**Problem description**
Reproduce the records between the line holding "771, 1107, 809]" and the line holding "172, 859, 212]", inclusive, substituting "value-label-background" for every "value-label-bg" and changing nothing else.

**Exercise input**
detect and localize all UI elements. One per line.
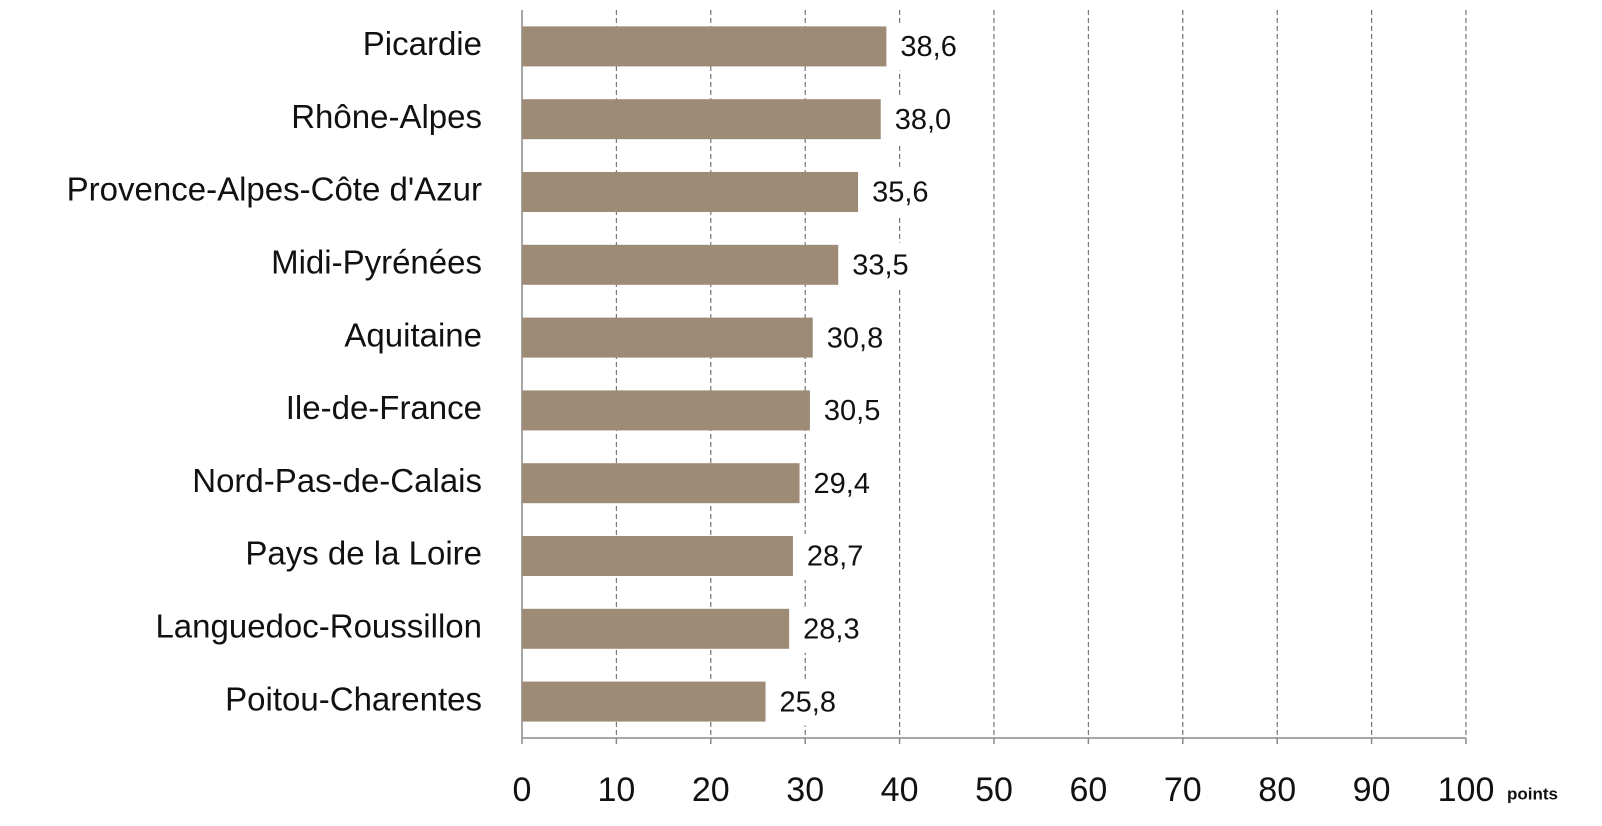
x-tick-label: 60	[1069, 771, 1107, 809]
y-tick-label: Aquitaine	[344, 316, 482, 353]
y-tick-label: Provence-Alpes-Côte d'Azur	[67, 171, 482, 208]
x-tick-label: 20	[692, 771, 730, 809]
value-label-bg	[890, 97, 967, 144]
x-tick-label: 70	[1164, 771, 1202, 809]
x-tick-label: 30	[786, 771, 824, 809]
value-label-bg	[799, 606, 876, 653]
bar	[522, 681, 766, 722]
value-label: 30,8	[827, 322, 883, 354]
value-label-bg	[802, 534, 879, 580]
bar	[522, 172, 859, 212]
y-tick-label: Midi-Pyrénées	[271, 244, 482, 281]
value-label: 38,6	[900, 31, 956, 63]
value-label: 30,5	[824, 395, 880, 427]
x-axis-label: points	[1507, 784, 1558, 803]
value-label: 29,4	[814, 468, 870, 500]
value-label-bg	[809, 461, 886, 508]
value-label: 35,6	[872, 177, 928, 209]
value-label-bg	[896, 24, 973, 71]
y-tick-label: Pays de la Loire	[245, 535, 482, 572]
bar	[522, 244, 839, 285]
x-tick-label: 50	[975, 771, 1013, 809]
y-tick-label: Nord-Pas-de-Calais	[192, 462, 482, 499]
y-tick-label: Poitou-Charentes	[225, 680, 482, 717]
y-tick-label: Languedoc-Roussillon	[155, 608, 482, 645]
value-label: 25,8	[780, 686, 836, 718]
bar	[522, 317, 813, 358]
x-tick-label: 40	[881, 771, 919, 809]
bar	[522, 608, 790, 649]
value-label: 28,7	[807, 541, 863, 573]
y-tick-label: Picardie	[363, 25, 482, 62]
value-label-bg	[822, 315, 899, 362]
x-tick-label: 90	[1353, 771, 1391, 809]
value-label-bg	[868, 170, 945, 216]
x-tick-label: 0	[513, 771, 532, 809]
x-tick-label: 80	[1258, 771, 1296, 809]
value-label: 38,0	[895, 104, 951, 136]
x-tick-label: 10	[597, 771, 635, 809]
x-tick-label: 100	[1438, 771, 1495, 809]
value-label: 33,5	[852, 249, 908, 281]
bar	[522, 463, 800, 504]
bar	[522, 26, 887, 67]
bar	[522, 536, 793, 576]
bar	[522, 390, 810, 431]
value-label-bg	[848, 242, 925, 289]
value-label-bg	[819, 388, 896, 435]
bar	[522, 99, 881, 140]
y-tick-label: Ile-de-France	[286, 389, 482, 426]
value-label: 28,3	[803, 613, 859, 645]
y-tick-label: Rhône-Alpes	[291, 98, 482, 135]
value-label-bg	[775, 679, 852, 726]
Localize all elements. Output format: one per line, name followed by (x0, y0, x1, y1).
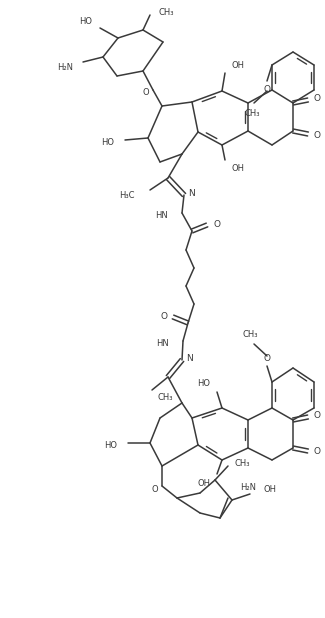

**Final answer**
x-tick-label: 60	[1069, 771, 1107, 809]
y-tick-label: Aquitaine	[344, 316, 482, 353]
y-tick-label: Provence-Alpes-Côte d'Azur	[67, 171, 482, 208]
x-tick-label: 20	[692, 771, 730, 809]
value-label-background	[890, 97, 967, 144]
x-tick-label: 70	[1164, 771, 1202, 809]
x-tick-label: 30	[786, 771, 824, 809]
value-label-background	[799, 606, 876, 653]
bar	[522, 681, 766, 722]
value-label: 30,8	[827, 322, 883, 354]
value-label-background	[802, 534, 879, 580]
bar	[522, 172, 859, 212]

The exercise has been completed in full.